• **Directive**
Return all lines in the material below that contain "mutlaka".

• **Information supplied**

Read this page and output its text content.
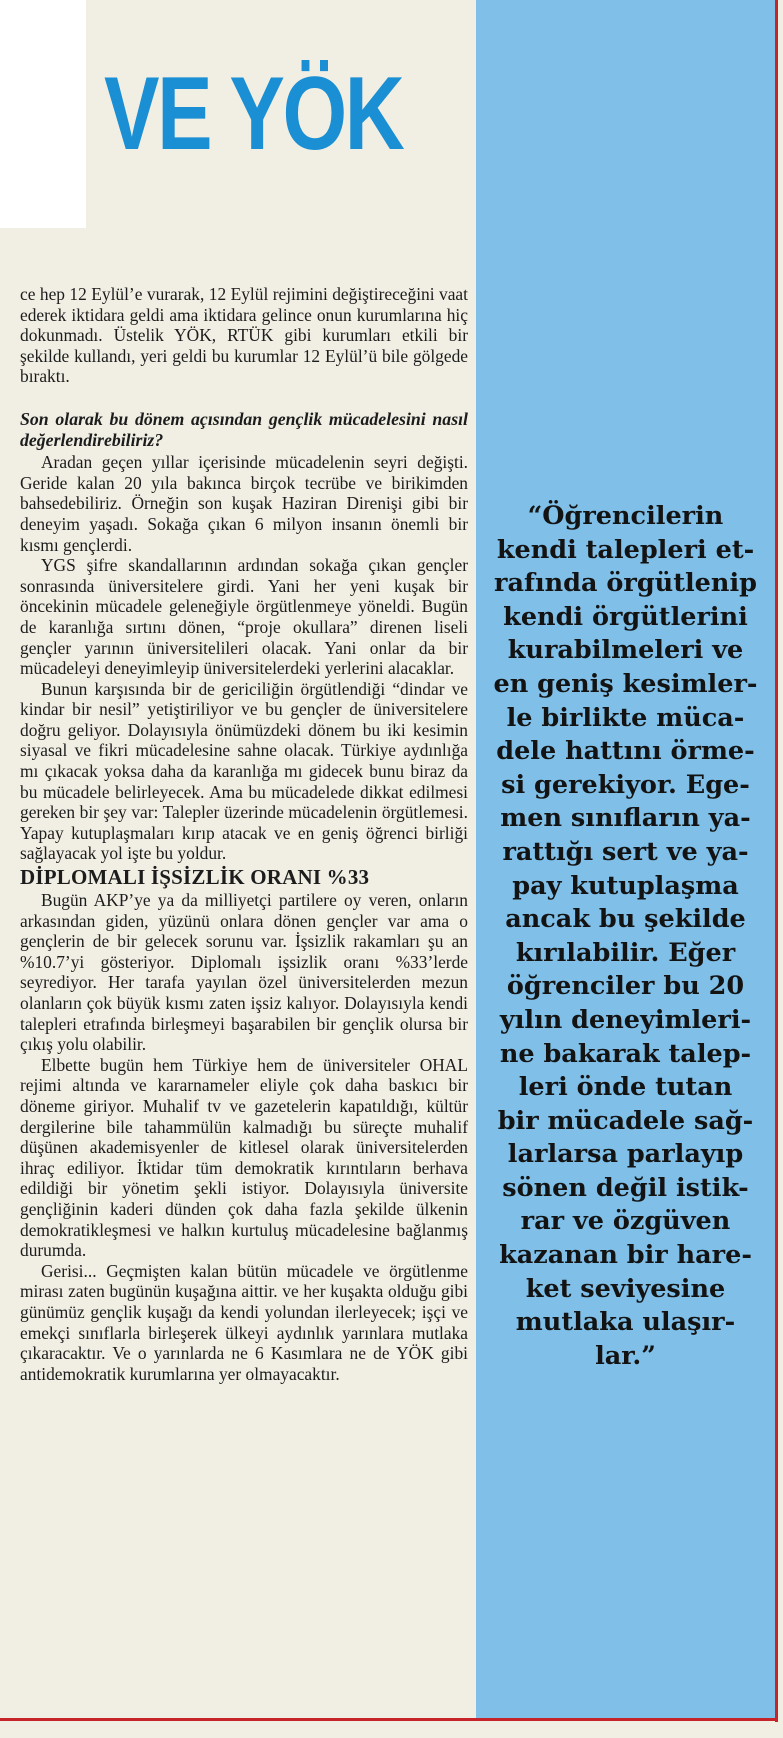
VE YÖK

ce hep 12 Eylül’e vurarak, 12 Eylül rejimini değiştireceğini vaat ederek iktidara geldi ama iktidara gelince onun kurumlarına hiç dokunmadı. Üstelik YÖK, RTÜK gibi kurumları etkili bir şekilde kullandı, yeri geldi bu kurumlar 12 Eylül’ü bile gölgede bıraktı.

Son olarak bu dönem açısından gençlik mücadelesini nasıl değerlendirebiliriz?

Aradan geçen yıllar içerisinde mücadelenin seyri değişti. Geride kalan 20 yıla bakınca birçok tecrübe ve birikimden bahsedebiliriz. Örneğin son kuşak Haziran Direnişi gibi bir deneyim yaşadı. Sokağa çıkan 6 milyon insanın önemli bir kısmı gençlerdi.

YGS şifre skandallarının ardından sokağa çıkan gençler sonrasında üniversitelere girdi. Yani her yeni kuşak bir öncekinin mücadele geleneğiyle örgütlenmeye yöneldi. Bugün de karanlığa sırtını dönen, “proje okullara” direnen liseli gençler yarının üniversitelileri olacak. Yani onlar da bir mücadeleyi deneyimleyip üniversitelerdeki yerlerini alacaklar.

Bunun karşısında bir de gericiliğin örgütlendiği “dindar ve kindar bir nesil” yetiştiriliyor ve bu gençler de üniversitelere doğru geliyor. Dolayısıyla önümüzdeki dönem bu iki kesimin siyasal ve fikri mücadelesine sahne olacak. Türkiye aydınlığa mı çıkacak yoksa daha da karanlığa mı gidecek bunu biraz da bu mücadele belirleyecek. Ama bu mücadelede dikkat edilmesi gereken bir şey var: Talepler üzerinde mücadelenin örgütlemesi. Yapay kutuplaşmaları kırıp atacak ve en geniş öğrenci birliği sağlayacak yol işte bu yoldur.

DİPLOMALI İŞSİZLİK ORANI %33

Bugün AKP’ye ya da milliyetçi partilere oy veren, onların arkasından giden, yüzünü onlara dönen gençler var ama o gençlerin de bir gelecek sorunu var. İşsizlik rakamları şu an %10.7’yi gösteriyor. Diplomalı işsizlik oranı %33’lerde seyrediyor. Her tarafa yayılan özel üniversitelerden mezun olanların çok büyük kısmı zaten işsiz kalıyor. Dolayısıyla kendi talepleri etrafında birleşmeyi başarabilen bir gençlik olursa bir çıkış yolu olabilir.

Elbette bugün hem Türkiye hem de üniversiteler OHAL rejimi altında ve kararnameler eliyle çok daha baskıcı bir döneme giriyor. Muhalif tv ve gazetelerin kapatıldığı, kültür dergilerine bile tahammülün kalmadığı bu süreçte muhalif düşünen akademisyenler de kitlesel olarak üniversitelerden ihraç ediliyor. İktidar tüm demokratik kırıntıların berhava edildiği bir yönetim şekli istiyor. Dolayısıyla üniversite gençliğinin kaderi dünden çok daha fazla şekilde ülkenin demokratikleşmesi ve halkın kurtuluş mücadelesine bağlanmış durumda.

Gerisi... Geçmişten kalan bütün mücadele ve örgütlenme mirası zaten bugünün kuşağına aittir. ve her kuşakta olduğu gibi günümüz gençlik kuşağı da kendi yolundan ilerleyecek; işçi ve emekçi sınıflarla birleşerek ülkeyi aydınlık yarınlara mutlaka çıkaracaktır. Ve o yarınlarda ne 6 Kasımlara ne de YÖK gibi antidemokratik kurumlarına yer olmayacaktır.

“Öğrencilerin
kendi talepleri et-
rafında örgütlenip
kendi örgütlerini
kurabilmeleri ve
en geniş kesimler-
le birlikte müca-
dele hattını örme-
si gerekiyor. Ege-
men sınıfların ya-
rattığı sert ve ya-
pay kutuplaşma
ancak bu şekilde
kırılabilir. Eğer
öğrenciler bu 20
yılın deneyimleri-
ne bakarak talep-
leri önde tutan
bir mücadele sağ-
larlarsa parlayıp
sönen değil istik-
rar ve özgüven
kazanan bir hare-
ket seviyesine
mutlaka ulaşır-
lar.”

• **Answer to the exercise**
Gerisi... Geçmişten kalan bütün mücadele ve örgütlenme mirası zaten bugünün kuşağına aittir. ve her kuşakta olduğu gibi günümüz gençlik kuşağı da kendi yolundan ilerleyecek; işçi ve emekçi sınıflarla birleşerek ülkeyi aydınlık yarınlara mutlaka çıkaracaktır. Ve o yarınlarda ne 6 Kasımlara ne de YÖK gibi antidemokratik kurumlarına yer olmayacaktır.
mutlaka ulaşır-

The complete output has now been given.